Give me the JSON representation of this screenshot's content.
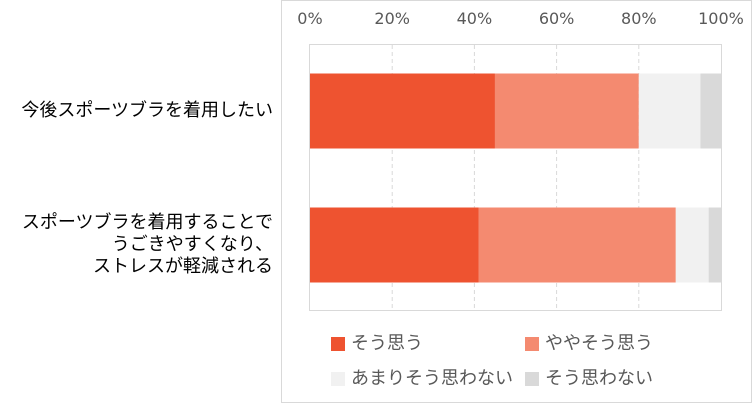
{
  "chart_data": {
    "type": "bar",
    "orientation": "horizontal",
    "stacked": "percent",
    "categories": [
      [
        "今後スポーツブラを着用したい"
      ],
      [
        "スポーツブラを着用することで",
        "うごきやすくなり、",
        "ストレスが軽減される"
      ]
    ],
    "series": [
      {
        "name": "そう思う",
        "values": [
          45,
          41
        ],
        "color": "#ee5330"
      },
      {
        "name": "ややそう思う",
        "values": [
          35,
          48
        ],
        "color": "#f48a70"
      },
      {
        "name": "あまりそう思わない",
        "values": [
          15,
          8
        ],
        "color": "#f1f1f1"
      },
      {
        "name": "そう思わない",
        "values": [
          5,
          3
        ],
        "color": "#d9d9d9"
      }
    ],
    "x_ticks": [
      "0%",
      "20%",
      "40%",
      "60%",
      "80%",
      "100%"
    ],
    "xlim": [
      0,
      100
    ],
    "grid": "vertical-dashed",
    "legend_position": "bottom"
  }
}
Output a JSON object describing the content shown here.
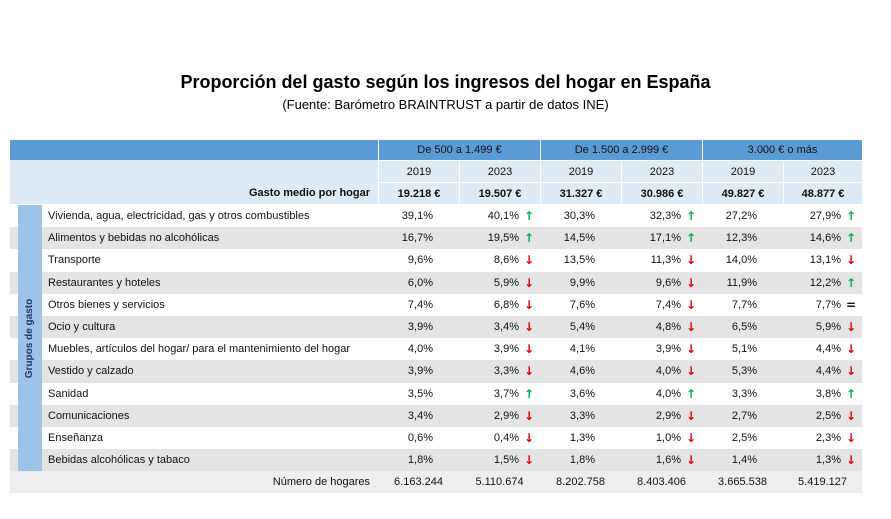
{
  "title": "Proporción del gasto según los ingresos del hogar en España",
  "subtitle": "(Fuente: Barómetro BRAINTRUST a partir de datos INE)",
  "table": {
    "groups": [
      "De 500 a 1.499 €",
      "De 1.500 a 2.999 €",
      "3.000 € o más"
    ],
    "years": [
      "2019",
      "2023",
      "2019",
      "2023",
      "2019",
      "2023"
    ],
    "average_label": "Gasto medio por hogar",
    "average": [
      "19.218 €",
      "19.507 €",
      "31.327 €",
      "30.986 €",
      "49.827 €",
      "48.877 €"
    ],
    "side_label": "Grupos de gasto",
    "rows": [
      {
        "label": "Vivienda, agua, electricidad, gas y otros combustibles",
        "values": [
          "39,1%",
          "40,1%",
          "30,3%",
          "32,3%",
          "27,2%",
          "27,9%"
        ],
        "trends": [
          "↑",
          "↑",
          "↑"
        ]
      },
      {
        "label": "Alimentos y bebidas no alcohólicas",
        "values": [
          "16,7%",
          "19,5%",
          "14,5%",
          "17,1%",
          "12,3%",
          "14,6%"
        ],
        "trends": [
          "↑",
          "↑",
          "↑"
        ]
      },
      {
        "label": "Transporte",
        "values": [
          "9,6%",
          "8,6%",
          "13,5%",
          "11,3%",
          "14,0%",
          "13,1%"
        ],
        "trends": [
          "↓",
          "↓",
          "↓"
        ]
      },
      {
        "label": "Restaurantes y hoteles",
        "values": [
          "6,0%",
          "5,9%",
          "9,9%",
          "9,6%",
          "11,9%",
          "12,2%"
        ],
        "trends": [
          "↓",
          "↓",
          "↑"
        ]
      },
      {
        "label": "Otros bienes y servicios",
        "values": [
          "7,4%",
          "6,8%",
          "7,6%",
          "7,4%",
          "7,7%",
          "7,7%"
        ],
        "trends": [
          "↓",
          "↓",
          "="
        ]
      },
      {
        "label": "Ocio y cultura",
        "values": [
          "3,9%",
          "3,4%",
          "5,4%",
          "4,8%",
          "6,5%",
          "5,9%"
        ],
        "trends": [
          "↓",
          "↓",
          "↓"
        ]
      },
      {
        "label": "Muebles, artículos del hogar/ para el mantenimiento del hogar",
        "values": [
          "4,0%",
          "3,9%",
          "4,1%",
          "3,9%",
          "5,1%",
          "4,4%"
        ],
        "trends": [
          "↓",
          "↓",
          "↓"
        ]
      },
      {
        "label": "Vestido y calzado",
        "values": [
          "3,9%",
          "3,3%",
          "4,6%",
          "4,0%",
          "5,3%",
          "4,4%"
        ],
        "trends": [
          "↓",
          "↓",
          "↓"
        ]
      },
      {
        "label": "Sanidad",
        "values": [
          "3,5%",
          "3,7%",
          "3,6%",
          "4,0%",
          "3,3%",
          "3,8%"
        ],
        "trends": [
          "↑",
          "↑",
          "↑"
        ]
      },
      {
        "label": "Comunicaciones",
        "values": [
          "3,4%",
          "2,9%",
          "3,3%",
          "2,9%",
          "2,7%",
          "2,5%"
        ],
        "trends": [
          "↓",
          "↓",
          "↓"
        ]
      },
      {
        "label": "Enseñanza",
        "values": [
          "0,6%",
          "0,4%",
          "1,3%",
          "1,0%",
          "2,5%",
          "2,3%"
        ],
        "trends": [
          "↓",
          "↓",
          "↓"
        ]
      },
      {
        "label": "Bebidas alcohólicas y tabaco",
        "values": [
          "1,8%",
          "1,5%",
          "1,8%",
          "1,6%",
          "1,4%",
          "1,3%"
        ],
        "trends": [
          "↓",
          "↓",
          "↓"
        ]
      }
    ],
    "households_label": "Número de hogares",
    "households": [
      "6.163.244",
      "5.110.674",
      "8.202.758",
      "8.403.406",
      "3.665.538",
      "5.419.127"
    ]
  }
}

● ● ●

Description of the task ▸
List all lines holding the string "color".

Answer to this task ▸
        "color": "#ee5330"
        "color": "#f48a70"
        "color": "#f1f1f1"
        "color": "#d9d9d9"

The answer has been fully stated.